== Excerpted records ==

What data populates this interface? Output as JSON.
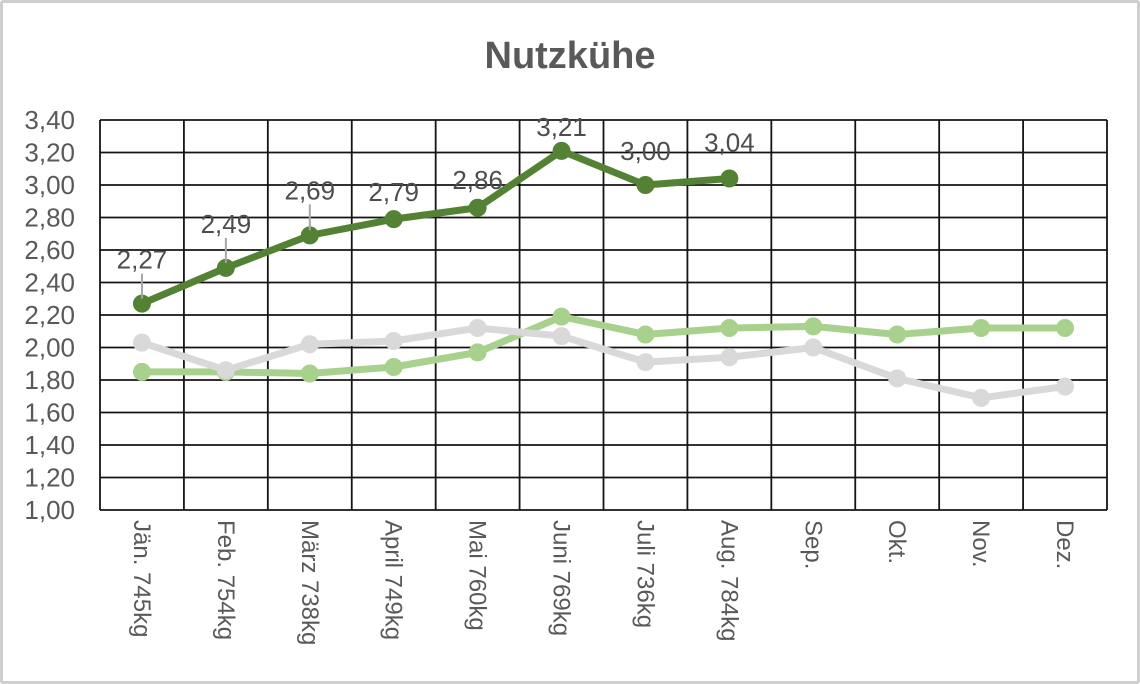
{
  "frame": {
    "background": "#ffffff",
    "border_color": "#cfcfcf"
  },
  "chart_data": {
    "type": "line",
    "title": "Nutzkühe",
    "title_color": "#595959",
    "xlabel": "",
    "ylabel": "",
    "ylim": [
      1.0,
      3.4
    ],
    "ytick_step": 0.2,
    "grid": true,
    "legend_position": "none",
    "axis_text_color": "#595959",
    "gridline_color": "#141414",
    "categories": [
      "Jän.  745kg",
      "Feb.  754kg",
      "März 738kg",
      "April  749kg",
      "Mai  760kg",
      "Juni  769kg",
      "Juli  736kg",
      "Aug.  784kg",
      "Sep.",
      "Okt.",
      "Nov.",
      "Dez."
    ],
    "ytick_labels": [
      "3,40",
      "3,20",
      "3,00",
      "2,80",
      "2,60",
      "2,40",
      "2,20",
      "2,00",
      "1,80",
      "1,60",
      "1,40",
      "1,20",
      "1,00"
    ],
    "series": [
      {
        "name": "light-green-line",
        "color": "#a9d18e",
        "values": [
          1.85,
          1.85,
          1.84,
          1.88,
          1.97,
          2.19,
          2.08,
          2.12,
          2.13,
          2.08,
          2.12,
          2.12
        ]
      },
      {
        "name": "gray-line",
        "color": "#d9d9d9",
        "values": [
          2.03,
          1.86,
          2.02,
          2.04,
          2.12,
          2.07,
          1.91,
          1.94,
          2.0,
          1.81,
          1.69,
          1.76
        ]
      },
      {
        "name": "dark-green-line",
        "color": "#548235",
        "values": [
          2.27,
          2.49,
          2.69,
          2.79,
          2.86,
          3.21,
          3.0,
          3.04,
          null,
          null,
          null,
          null
        ],
        "label_color": "#4d4d4d",
        "leader_color": "#a6a6a6",
        "point_labels": [
          {
            "text": "2,27",
            "offset": 44,
            "leader": true
          },
          {
            "text": "2,49",
            "offset": 44,
            "leader": true
          },
          {
            "text": "2,69",
            "offset": 45,
            "leader": true
          },
          {
            "text": "2,79",
            "offset": 27,
            "leader": false
          },
          {
            "text": "2,86",
            "offset": 28,
            "leader": false
          },
          {
            "text": "3,21",
            "offset": 24,
            "leader": false
          },
          {
            "text": "3,00",
            "offset": 34,
            "leader": false
          },
          {
            "text": "3,04",
            "offset": 36,
            "leader": false
          }
        ]
      }
    ]
  }
}
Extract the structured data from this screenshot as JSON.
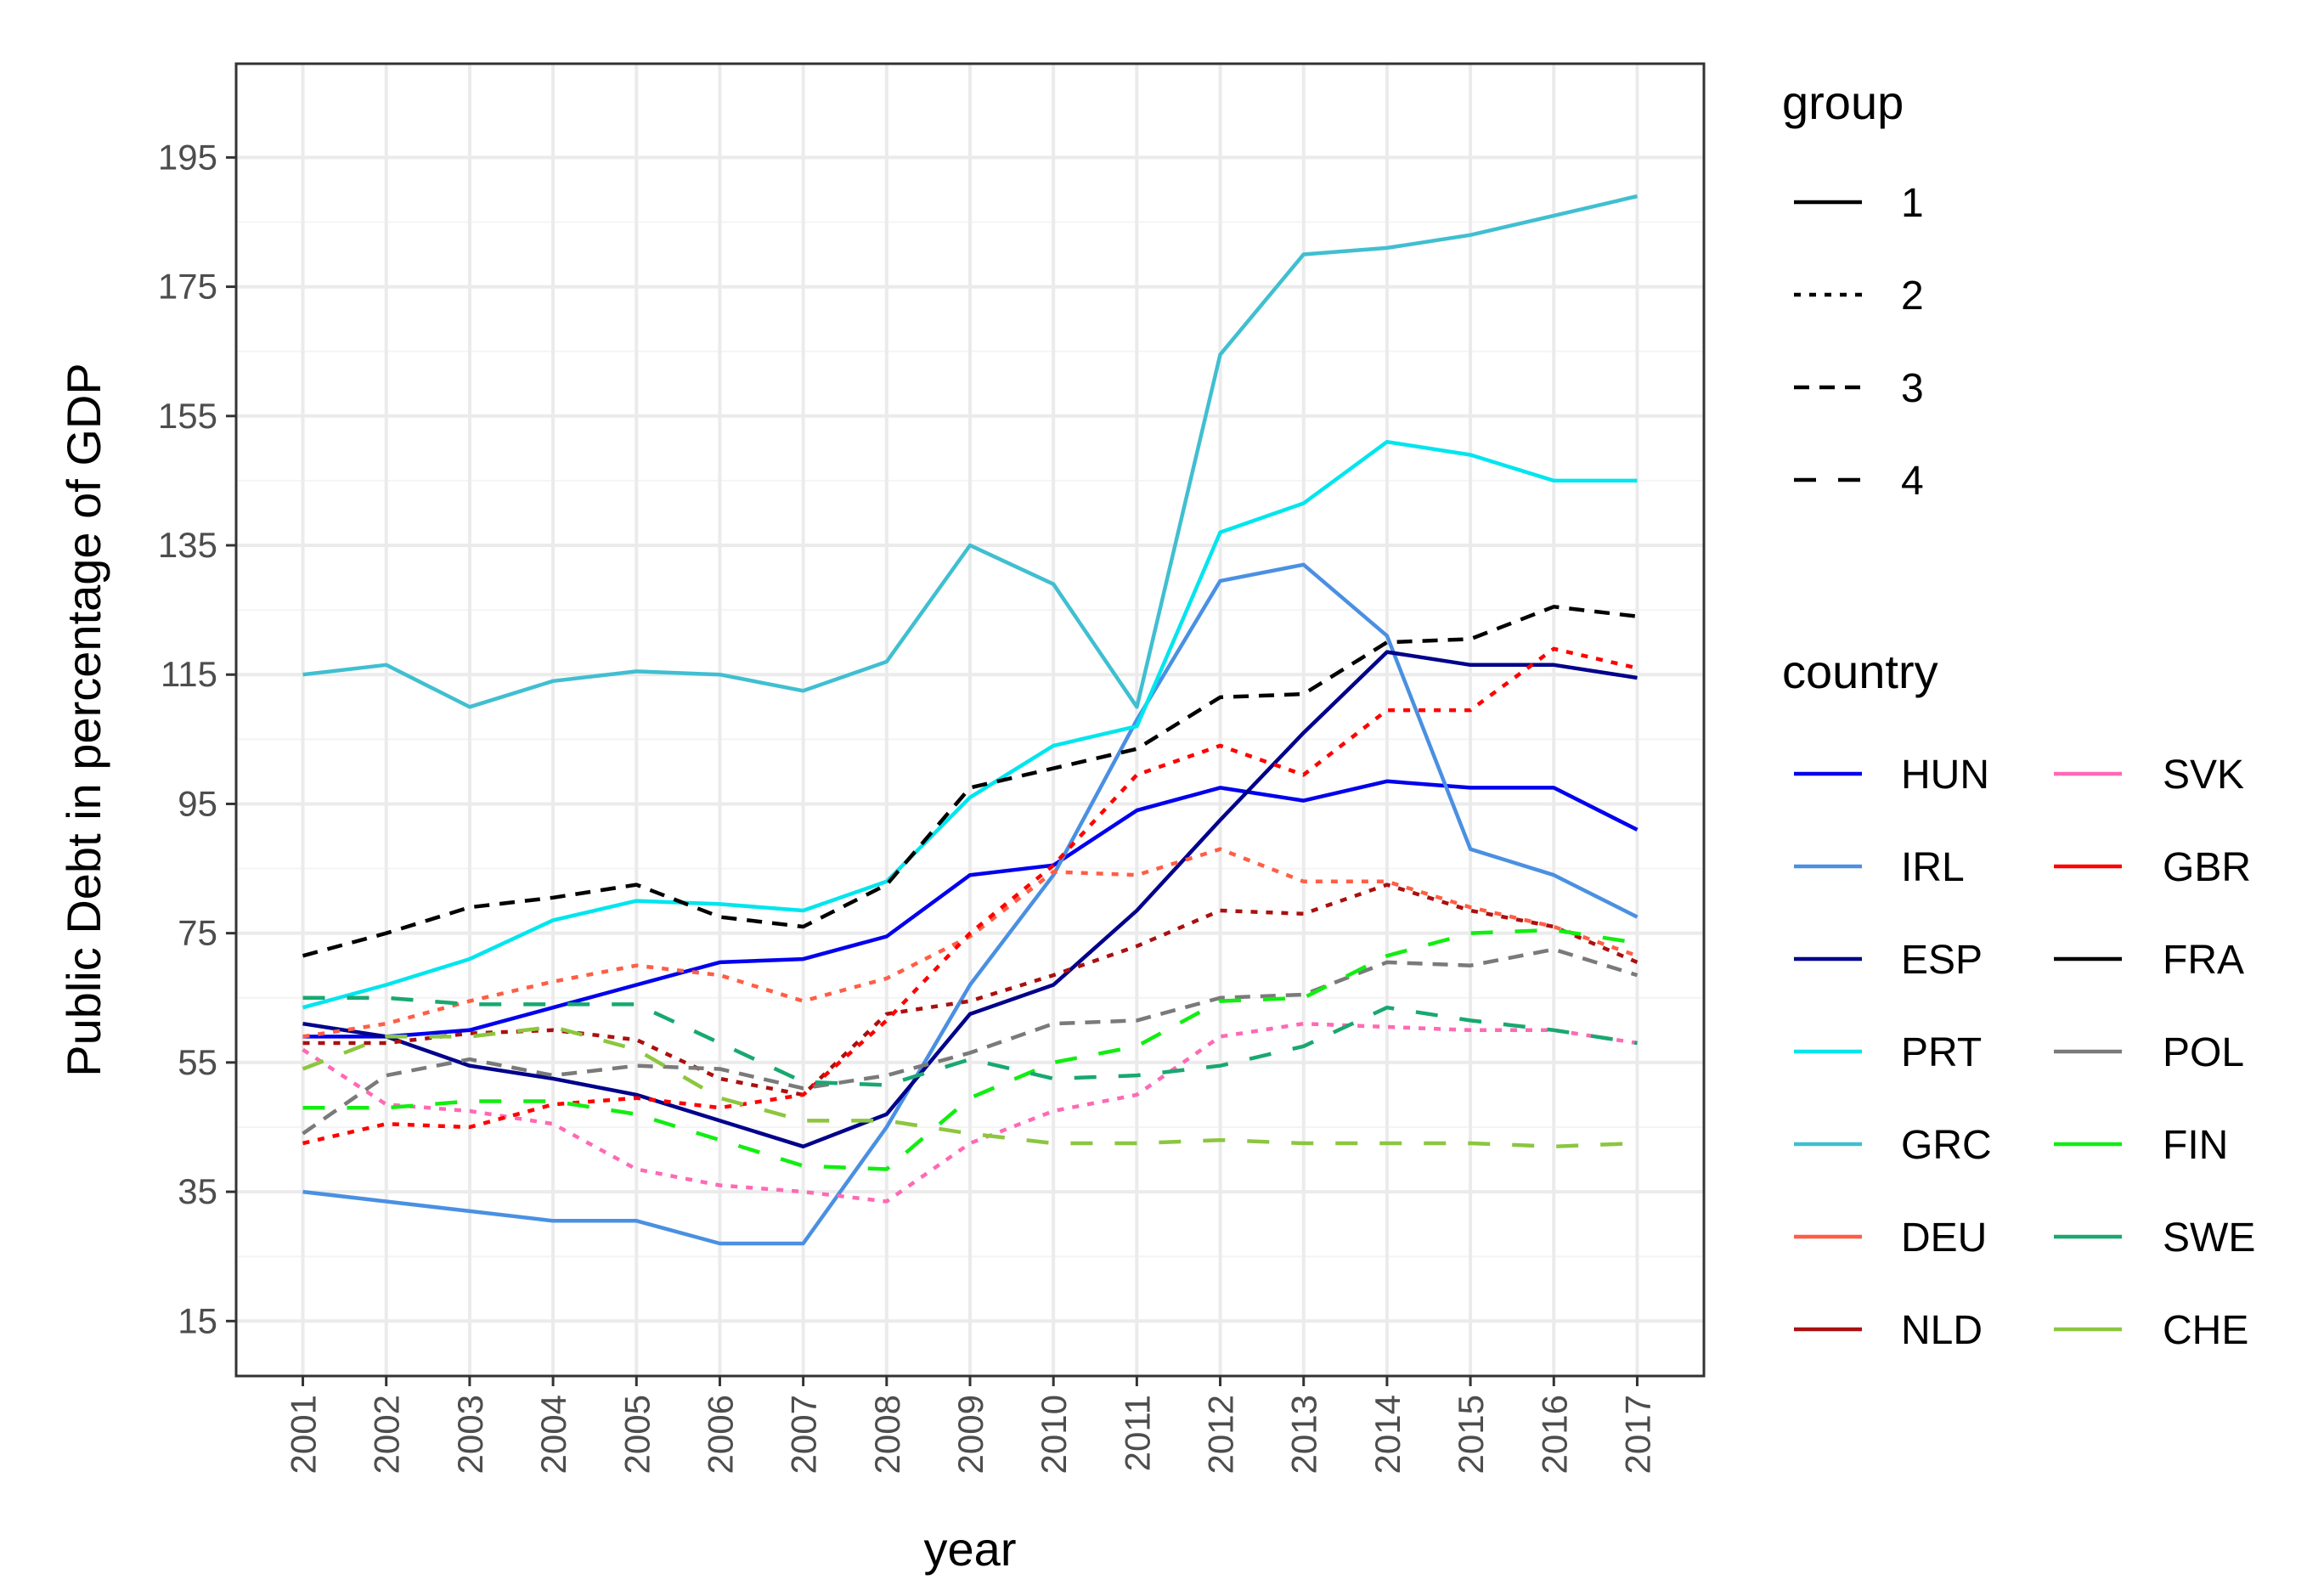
{
  "chart_data": {
    "type": "line",
    "title": "",
    "xlabel": "year",
    "ylabel": "Public Debt in percentage of GDP",
    "x": [
      2001,
      2002,
      2003,
      2004,
      2005,
      2006,
      2007,
      2008,
      2009,
      2010,
      2011,
      2012,
      2013,
      2014,
      2015,
      2016,
      2017
    ],
    "x_tick_labels": [
      "2001",
      "2002",
      "2003",
      "2004",
      "2005",
      "2006",
      "2007",
      "2008",
      "2009",
      "2010",
      "2011",
      "2012",
      "2013",
      "2014",
      "2015",
      "2016",
      "2017"
    ],
    "y_ticks": [
      15,
      35,
      55,
      75,
      95,
      115,
      135,
      155,
      175,
      195
    ],
    "y_tick_labels": [
      "15",
      "35",
      "55",
      "75",
      "95",
      "115",
      "135",
      "155",
      "175",
      "195"
    ],
    "ylim": [
      6.5,
      209.5
    ],
    "xlim": [
      2000.2,
      2017.8
    ],
    "grid": true,
    "legend_position": "right",
    "legend_group_title": "group",
    "legend_country_title": "country",
    "groups": [
      {
        "label": "1",
        "dash": "solid"
      },
      {
        "label": "2",
        "dash": "dotted"
      },
      {
        "label": "3",
        "dash": "dashed"
      },
      {
        "label": "4",
        "dash": "longdash"
      }
    ],
    "series": [
      {
        "name": "HUN",
        "group": "1",
        "color": "#0000ee",
        "values": [
          59,
          59,
          60,
          63.5,
          67,
          70.5,
          71,
          74.5,
          84,
          85.5,
          94,
          97.5,
          95.5,
          98.5,
          97.5,
          97.5,
          91
        ]
      },
      {
        "name": "IRL",
        "group": "1",
        "color": "#4a90e2",
        "values": [
          35,
          33.5,
          32,
          30.5,
          30.5,
          27,
          27,
          45,
          67,
          84,
          108,
          129.5,
          132,
          121,
          88,
          84,
          77.5
        ]
      },
      {
        "name": "ESP",
        "group": "1",
        "color": "#00008b",
        "values": [
          61,
          59,
          54.5,
          52.5,
          50,
          46,
          42,
          47,
          62.5,
          67,
          78.5,
          92.5,
          106,
          118.5,
          116.5,
          116.5,
          114.5
        ]
      },
      {
        "name": "PRT",
        "group": "1",
        "color": "#00e5ee",
        "values": [
          63.5,
          67,
          71,
          77,
          80,
          79.5,
          78.5,
          83,
          96,
          104,
          107,
          137,
          141.5,
          151,
          149,
          145,
          145
        ]
      },
      {
        "name": "GRC",
        "group": "1",
        "color": "#40bfd0",
        "values": [
          115,
          116.5,
          110,
          114,
          115.5,
          115,
          112.5,
          117,
          135,
          129,
          110,
          164.5,
          180,
          181,
          183,
          186,
          189
        ]
      },
      {
        "name": "DEU",
        "group": "2",
        "color": "#ff5e45",
        "values": [
          59,
          61,
          64.5,
          67.5,
          70,
          68.5,
          64.5,
          68,
          74.5,
          84.5,
          84,
          88,
          83,
          83,
          79,
          76,
          71.5
        ]
      },
      {
        "name": "NLD",
        "group": "2",
        "color": "#aa1010",
        "values": [
          58,
          58,
          59.5,
          60,
          58.5,
          52.5,
          50,
          62.5,
          64.5,
          68.5,
          73,
          78.5,
          78,
          82.5,
          78.5,
          76,
          70.5
        ]
      },
      {
        "name": "SVK",
        "group": "2",
        "color": "#ff69b4",
        "values": [
          57,
          48.5,
          47.5,
          45.5,
          38.5,
          36,
          35,
          33.5,
          42.5,
          47.5,
          50,
          59,
          61,
          60.5,
          60,
          60,
          58
        ]
      },
      {
        "name": "GBR",
        "group": "2",
        "color": "#ff0000",
        "values": [
          42.5,
          45.5,
          45,
          48.5,
          49.5,
          48,
          50,
          61.5,
          75,
          85.5,
          99.5,
          104,
          99.5,
          109.5,
          109.5,
          119,
          116
        ]
      },
      {
        "name": "FRA",
        "group": "3",
        "color": "#000000",
        "values": [
          71.5,
          75,
          79,
          80.5,
          82.5,
          77.5,
          76,
          82.5,
          97.5,
          100.5,
          103.5,
          111.5,
          112,
          120,
          120.5,
          125.5,
          124
        ]
      },
      {
        "name": "POL",
        "group": "3",
        "color": "#7a7a7a",
        "values": [
          44,
          53,
          55.5,
          53,
          54.5,
          54,
          51,
          53,
          56.5,
          61,
          61.5,
          65,
          65.5,
          70.5,
          70,
          72.5,
          68.5
        ]
      },
      {
        "name": "FIN",
        "group": "4",
        "color": "#11ee11",
        "values": [
          48,
          48,
          49,
          49,
          47,
          43,
          39,
          38.5,
          49.5,
          55,
          57.5,
          64.5,
          65,
          71.5,
          75,
          75.5,
          73.5
        ]
      },
      {
        "name": "SWE",
        "group": "4",
        "color": "#18a870",
        "values": [
          65,
          65,
          64,
          64,
          64,
          58,
          52,
          51.5,
          55.5,
          52.5,
          53,
          54.5,
          57.5,
          63.5,
          61.5,
          60,
          58
        ]
      },
      {
        "name": "CHE",
        "group": "4",
        "color": "#8cc63f",
        "values": [
          54,
          59,
          59,
          60.5,
          57,
          49.5,
          46,
          46,
          44,
          42.5,
          42.5,
          43,
          42.5,
          42.5,
          42.5,
          42,
          42.5
        ]
      }
    ]
  }
}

===

● Written exercise: Lines that hold the word "dash" are the ones to return, every one of them.

● Final answer:
        "dash": "solid"
        "dash": "dotted"
        "dash": "dashed"
        "dash": "longdash"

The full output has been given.